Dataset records
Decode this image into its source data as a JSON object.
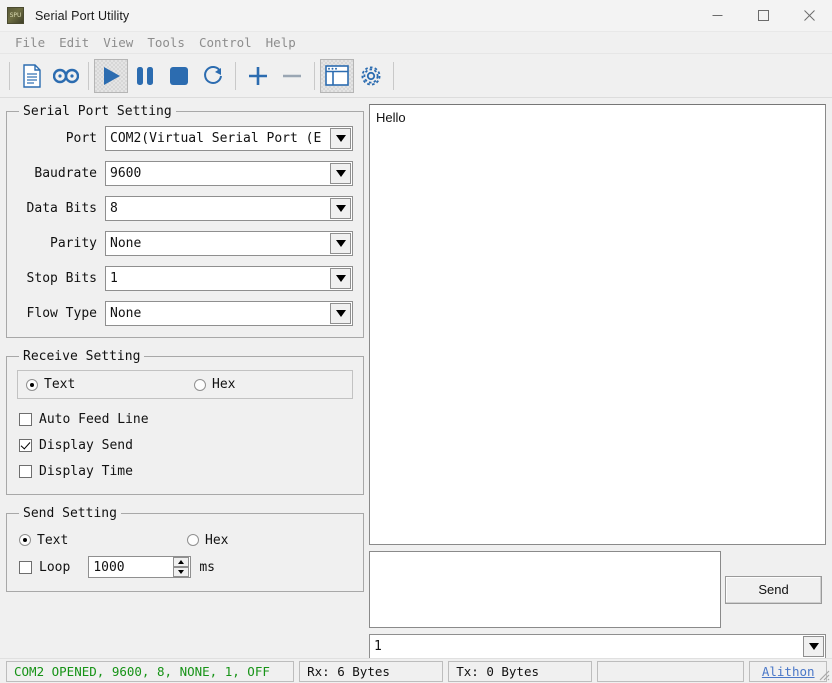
{
  "window": {
    "title": "Serial Port Utility",
    "app_icon": "spu-app-icon",
    "controls": {
      "minimize": "minimize-icon",
      "maximize": "maximize-icon",
      "close": "close-icon"
    }
  },
  "menubar": {
    "items": [
      {
        "label": "File"
      },
      {
        "label": "Edit"
      },
      {
        "label": "View"
      },
      {
        "label": "Tools"
      },
      {
        "label": "Control"
      },
      {
        "label": "Help"
      }
    ]
  },
  "toolbar": {
    "buttons": [
      {
        "name": "new-document-icon",
        "pressed": false
      },
      {
        "name": "record-tape-icon",
        "pressed": false
      },
      {
        "name": "play-icon",
        "pressed": true
      },
      {
        "name": "pause-icon",
        "pressed": false
      },
      {
        "name": "stop-icon",
        "pressed": false
      },
      {
        "name": "refresh-icon",
        "pressed": false
      },
      {
        "name": "plus-icon",
        "pressed": false
      },
      {
        "name": "minus-icon",
        "pressed": false
      },
      {
        "name": "layout-window-icon",
        "pressed": true
      },
      {
        "name": "gear-icon",
        "pressed": false
      }
    ]
  },
  "serial_port_setting": {
    "legend": "Serial Port Setting",
    "fields": [
      {
        "label": "Port",
        "value": "COM2(Virtual Serial Port (E"
      },
      {
        "label": "Baudrate",
        "value": "9600"
      },
      {
        "label": "Data Bits",
        "value": "8"
      },
      {
        "label": "Parity",
        "value": "None"
      },
      {
        "label": "Stop Bits",
        "value": "1"
      },
      {
        "label": "Flow Type",
        "value": "None"
      }
    ]
  },
  "receive_setting": {
    "legend": "Receive Setting",
    "format_text": "Text",
    "format_hex": "Hex",
    "format_selected": "Text",
    "checkboxes": [
      {
        "label": "Auto Feed Line",
        "checked": false
      },
      {
        "label": "Display Send",
        "checked": true
      },
      {
        "label": "Display Time",
        "checked": false
      }
    ]
  },
  "send_setting": {
    "legend": "Send Setting",
    "format_text": "Text",
    "format_hex": "Hex",
    "format_selected": "Text",
    "loop_label": "Loop",
    "loop_checked": false,
    "interval_value": "1000",
    "interval_unit": "ms"
  },
  "receive_area": {
    "content": "Hello"
  },
  "send_area": {
    "input_value": "",
    "send_label": "Send",
    "history_value": "1"
  },
  "statusbar": {
    "connection": "COM2 OPENED, 9600, 8, NONE, 1, OFF",
    "rx": "Rx: 6 Bytes",
    "tx": "Tx: 0 Bytes",
    "blank": "",
    "link": "Alithon"
  },
  "colors": {
    "accent": "#2c6cb0",
    "status_green": "#179317",
    "link_blue": "#4a77c8",
    "window_bg": "#f0f0f0"
  }
}
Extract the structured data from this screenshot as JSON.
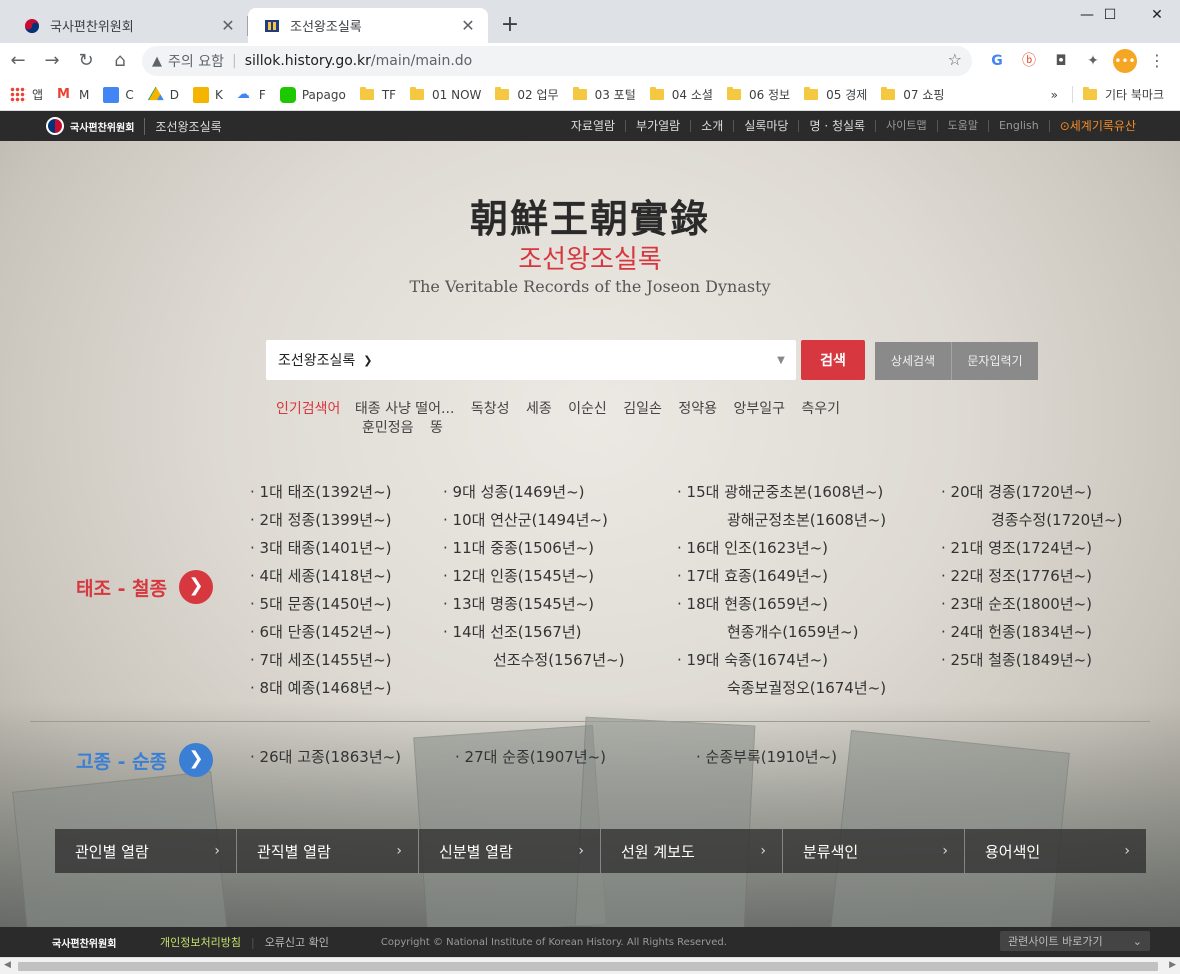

Problem to work on: Leave out the pictures and return every record word for word.

Worked solution:
Decode this image into its source data as a JSON object.
{
  "window": {
    "title": "Serial Port Utility",
    "app_icon": "spu-app-icon",
    "controls": {
      "minimize": "minimize-icon",
      "maximize": "maximize-icon",
      "close": "close-icon"
    }
  },
  "menubar": {
    "items": [
      {
        "label": "File"
      },
      {
        "label": "Edit"
      },
      {
        "label": "View"
      },
      {
        "label": "Tools"
      },
      {
        "label": "Control"
      },
      {
        "label": "Help"
      }
    ]
  },
  "toolbar": {
    "buttons": [
      {
        "name": "new-document-icon",
        "pressed": false
      },
      {
        "name": "record-tape-icon",
        "pressed": false
      },
      {
        "name": "play-icon",
        "pressed": true
      },
      {
        "name": "pause-icon",
        "pressed": false
      },
      {
        "name": "stop-icon",
        "pressed": false
      },
      {
        "name": "refresh-icon",
        "pressed": false
      },
      {
        "name": "plus-icon",
        "pressed": false
      },
      {
        "name": "minus-icon",
        "pressed": false
      },
      {
        "name": "layout-window-icon",
        "pressed": true
      },
      {
        "name": "gear-icon",
        "pressed": false
      }
    ]
  },
  "serial_port_setting": {
    "legend": "Serial Port Setting",
    "fields": [
      {
        "label": "Port",
        "value": "COM2(Virtual Serial Port (E"
      },
      {
        "label": "Baudrate",
        "value": "9600"
      },
      {
        "label": "Data Bits",
        "value": "8"
      },
      {
        "label": "Parity",
        "value": "None"
      },
      {
        "label": "Stop Bits",
        "value": "1"
      },
      {
        "label": "Flow Type",
        "value": "None"
      }
    ]
  },
  "receive_setting": {
    "legend": "Receive Setting",
    "format_text": "Text",
    "format_hex": "Hex",
    "format_selected": "Text",
    "checkboxes": [
      {
        "label": "Auto Feed Line",
        "checked": false
      },
      {
        "label": "Display Send",
        "checked": true
      },
      {
        "label": "Display Time",
        "checked": false
      }
    ]
  },
  "send_setting": {
    "legend": "Send Setting",
    "format_text": "Text",
    "format_hex": "Hex",
    "format_selected": "Text",
    "loop_label": "Loop",
    "loop_checked": false,
    "interval_value": "1000",
    "interval_unit": "ms"
  },
  "receive_area": {
    "content": "Hello"
  },
  "send_area": {
    "input_value": "",
    "send_label": "Send",
    "history_value": "1"
  },
  "statusbar": {
    "connection": "COM2 OPENED, 9600, 8, NONE, 1, OFF",
    "rx": "Rx: 6 Bytes",
    "tx": "Tx: 0 Bytes",
    "blank": "",
    "link": "Alithon"
  },
  "colors": {
    "accent": "#2c6cb0",
    "status_green": "#179317",
    "link_blue": "#4a77c8",
    "window_bg": "#f0f0f0"
  }
}
Extract the structured data from this screenshot as JSON.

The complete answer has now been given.